### TO DO
Copy out the listing that follows, exactly, without its pictures.

### PROVIDED MATERIAL
+ + + + + + +

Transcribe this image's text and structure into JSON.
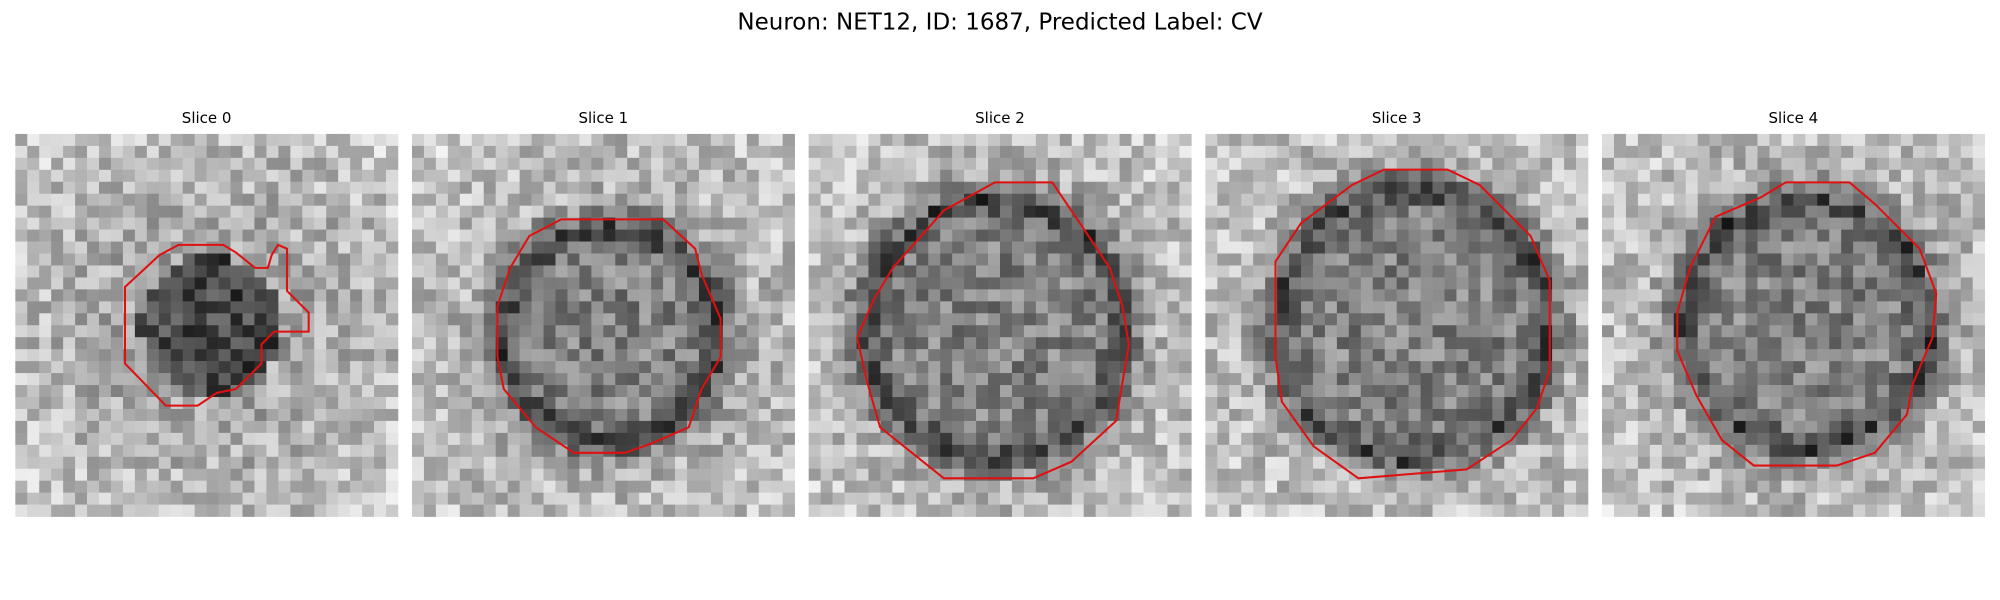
{
  "title": "Neuron: NET12, ID: 1687, Predicted Label: CV",
  "panels": [
    {
      "title": "Slice 0"
    },
    {
      "title": "Slice 1"
    },
    {
      "title": "Slice 2"
    },
    {
      "title": "Slice 3"
    },
    {
      "title": "Slice 4"
    }
  ]
}
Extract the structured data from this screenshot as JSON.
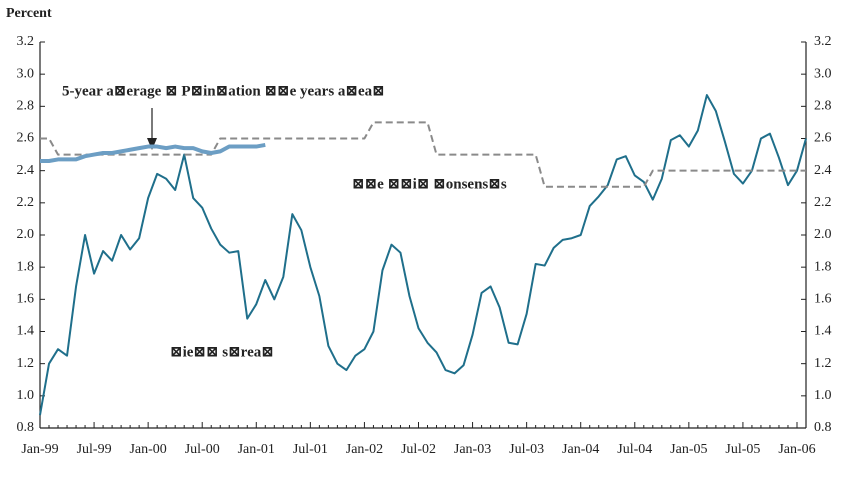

+ + + + + + +

### RESULT FOR THIS TASK
Transcribe this image's text and structure into JSON.
{
  "title": "Neuron: NET12, ID: 1687, Predicted Label: CV",
  "panels": [
    {
      "title": "Slice 0"
    },
    {
      "title": "Slice 1"
    },
    {
      "title": "Slice 2"
    },
    {
      "title": "Slice 3"
    },
    {
      "title": "Slice 4"
    }
  ]
}
Extract the structured data from this screenshot as JSON.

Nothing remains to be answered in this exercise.